- [WHAT YOU HAVE TO DO] Only lines holding the word "name" should be copied from the material.

- [GIVEN INFORMATION]
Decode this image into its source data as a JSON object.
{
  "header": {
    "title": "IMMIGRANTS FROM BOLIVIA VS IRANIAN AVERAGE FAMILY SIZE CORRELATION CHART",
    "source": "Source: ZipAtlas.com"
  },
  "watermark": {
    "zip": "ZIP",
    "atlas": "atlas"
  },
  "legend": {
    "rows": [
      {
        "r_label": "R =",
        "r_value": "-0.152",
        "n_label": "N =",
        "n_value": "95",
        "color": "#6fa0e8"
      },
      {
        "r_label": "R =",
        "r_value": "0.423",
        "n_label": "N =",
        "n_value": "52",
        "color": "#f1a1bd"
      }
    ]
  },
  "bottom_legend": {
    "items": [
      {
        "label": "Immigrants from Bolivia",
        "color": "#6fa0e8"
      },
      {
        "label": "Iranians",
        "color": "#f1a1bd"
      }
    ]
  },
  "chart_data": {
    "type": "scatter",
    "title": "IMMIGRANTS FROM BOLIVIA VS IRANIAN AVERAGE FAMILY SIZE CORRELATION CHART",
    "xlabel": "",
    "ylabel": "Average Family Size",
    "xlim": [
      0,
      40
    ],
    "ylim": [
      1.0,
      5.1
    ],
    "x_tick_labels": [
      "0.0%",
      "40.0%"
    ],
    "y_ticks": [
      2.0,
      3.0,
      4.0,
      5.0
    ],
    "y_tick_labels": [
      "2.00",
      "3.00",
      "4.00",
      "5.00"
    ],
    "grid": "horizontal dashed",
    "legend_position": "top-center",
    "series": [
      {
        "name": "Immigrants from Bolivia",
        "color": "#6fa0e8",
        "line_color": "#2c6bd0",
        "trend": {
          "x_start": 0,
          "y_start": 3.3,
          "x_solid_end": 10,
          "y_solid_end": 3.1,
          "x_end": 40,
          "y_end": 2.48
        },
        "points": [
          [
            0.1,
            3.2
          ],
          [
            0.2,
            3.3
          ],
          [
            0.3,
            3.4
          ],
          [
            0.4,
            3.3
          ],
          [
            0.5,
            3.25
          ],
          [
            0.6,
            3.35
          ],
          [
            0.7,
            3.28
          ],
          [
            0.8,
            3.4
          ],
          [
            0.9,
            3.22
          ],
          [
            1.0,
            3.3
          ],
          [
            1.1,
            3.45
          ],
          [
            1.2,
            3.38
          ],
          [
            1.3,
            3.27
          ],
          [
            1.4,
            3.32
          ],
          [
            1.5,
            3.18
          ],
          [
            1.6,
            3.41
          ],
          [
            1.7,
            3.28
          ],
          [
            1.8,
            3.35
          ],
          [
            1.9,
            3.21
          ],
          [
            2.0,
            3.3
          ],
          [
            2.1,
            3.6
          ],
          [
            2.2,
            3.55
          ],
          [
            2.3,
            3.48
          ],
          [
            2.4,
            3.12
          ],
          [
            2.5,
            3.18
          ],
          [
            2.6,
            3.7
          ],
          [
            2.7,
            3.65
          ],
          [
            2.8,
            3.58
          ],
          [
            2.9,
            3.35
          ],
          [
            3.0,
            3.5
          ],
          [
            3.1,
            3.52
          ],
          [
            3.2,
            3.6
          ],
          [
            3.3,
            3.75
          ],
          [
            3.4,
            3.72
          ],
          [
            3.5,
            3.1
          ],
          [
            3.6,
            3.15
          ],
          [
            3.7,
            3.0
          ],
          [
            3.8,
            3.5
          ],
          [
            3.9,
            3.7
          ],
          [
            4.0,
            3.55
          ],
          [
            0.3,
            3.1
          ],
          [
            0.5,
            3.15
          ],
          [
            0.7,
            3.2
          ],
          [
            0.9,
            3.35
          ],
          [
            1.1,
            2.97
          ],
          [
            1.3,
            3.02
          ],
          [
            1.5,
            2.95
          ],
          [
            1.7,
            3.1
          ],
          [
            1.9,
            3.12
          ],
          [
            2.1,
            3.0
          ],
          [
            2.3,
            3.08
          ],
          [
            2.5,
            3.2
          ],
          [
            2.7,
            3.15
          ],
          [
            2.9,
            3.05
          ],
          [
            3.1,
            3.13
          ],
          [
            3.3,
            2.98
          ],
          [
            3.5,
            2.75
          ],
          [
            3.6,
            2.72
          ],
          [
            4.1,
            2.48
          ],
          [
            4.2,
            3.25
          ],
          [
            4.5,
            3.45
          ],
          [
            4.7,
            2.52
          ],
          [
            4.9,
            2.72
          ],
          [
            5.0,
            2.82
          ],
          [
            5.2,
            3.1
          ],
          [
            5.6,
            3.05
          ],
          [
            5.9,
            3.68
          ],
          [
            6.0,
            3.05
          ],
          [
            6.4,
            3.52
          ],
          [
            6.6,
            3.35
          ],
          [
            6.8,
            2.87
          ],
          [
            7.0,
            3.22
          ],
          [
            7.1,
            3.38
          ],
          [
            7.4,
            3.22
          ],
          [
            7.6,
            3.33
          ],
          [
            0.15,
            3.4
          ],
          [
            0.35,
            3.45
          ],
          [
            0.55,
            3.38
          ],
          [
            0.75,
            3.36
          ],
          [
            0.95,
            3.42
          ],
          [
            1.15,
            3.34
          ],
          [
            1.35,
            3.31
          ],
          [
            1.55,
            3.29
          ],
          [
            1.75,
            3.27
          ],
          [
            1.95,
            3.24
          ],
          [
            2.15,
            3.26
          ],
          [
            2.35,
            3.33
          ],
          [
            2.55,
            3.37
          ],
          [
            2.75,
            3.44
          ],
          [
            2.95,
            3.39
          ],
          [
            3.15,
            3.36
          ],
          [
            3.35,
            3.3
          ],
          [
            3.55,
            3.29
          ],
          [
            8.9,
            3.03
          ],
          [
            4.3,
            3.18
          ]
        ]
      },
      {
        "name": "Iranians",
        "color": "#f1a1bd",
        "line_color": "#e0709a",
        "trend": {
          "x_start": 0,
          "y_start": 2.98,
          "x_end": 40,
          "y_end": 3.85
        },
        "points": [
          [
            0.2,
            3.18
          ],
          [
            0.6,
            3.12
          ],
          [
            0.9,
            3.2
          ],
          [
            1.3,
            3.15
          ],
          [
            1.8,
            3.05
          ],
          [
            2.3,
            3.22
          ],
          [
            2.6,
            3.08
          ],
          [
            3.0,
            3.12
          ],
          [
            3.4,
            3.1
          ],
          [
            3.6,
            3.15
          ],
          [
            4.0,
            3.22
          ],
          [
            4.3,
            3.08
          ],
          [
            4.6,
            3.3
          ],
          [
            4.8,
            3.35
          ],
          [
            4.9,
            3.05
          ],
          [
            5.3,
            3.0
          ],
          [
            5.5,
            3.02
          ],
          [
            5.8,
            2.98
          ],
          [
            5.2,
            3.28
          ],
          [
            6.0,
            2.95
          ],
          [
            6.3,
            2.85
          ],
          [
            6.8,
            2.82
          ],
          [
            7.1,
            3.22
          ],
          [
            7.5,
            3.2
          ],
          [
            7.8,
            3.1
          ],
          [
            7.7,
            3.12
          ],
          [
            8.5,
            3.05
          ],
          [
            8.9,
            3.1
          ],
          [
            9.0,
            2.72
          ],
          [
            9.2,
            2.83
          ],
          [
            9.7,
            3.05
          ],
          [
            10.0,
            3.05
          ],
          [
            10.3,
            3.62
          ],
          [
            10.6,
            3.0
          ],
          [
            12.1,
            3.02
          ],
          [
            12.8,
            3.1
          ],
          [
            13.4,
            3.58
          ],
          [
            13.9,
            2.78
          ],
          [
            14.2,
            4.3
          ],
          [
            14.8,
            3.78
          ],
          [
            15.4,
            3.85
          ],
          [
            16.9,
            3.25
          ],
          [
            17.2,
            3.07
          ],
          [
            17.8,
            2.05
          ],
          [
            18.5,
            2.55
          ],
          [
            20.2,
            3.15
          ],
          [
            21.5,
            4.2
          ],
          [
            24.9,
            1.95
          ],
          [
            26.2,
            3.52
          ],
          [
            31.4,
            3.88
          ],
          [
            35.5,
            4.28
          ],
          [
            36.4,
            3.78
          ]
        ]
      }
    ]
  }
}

- [OUTPUT BELOW]
        "name": "Immigrants from Bolivia",
        "name": "Iranians",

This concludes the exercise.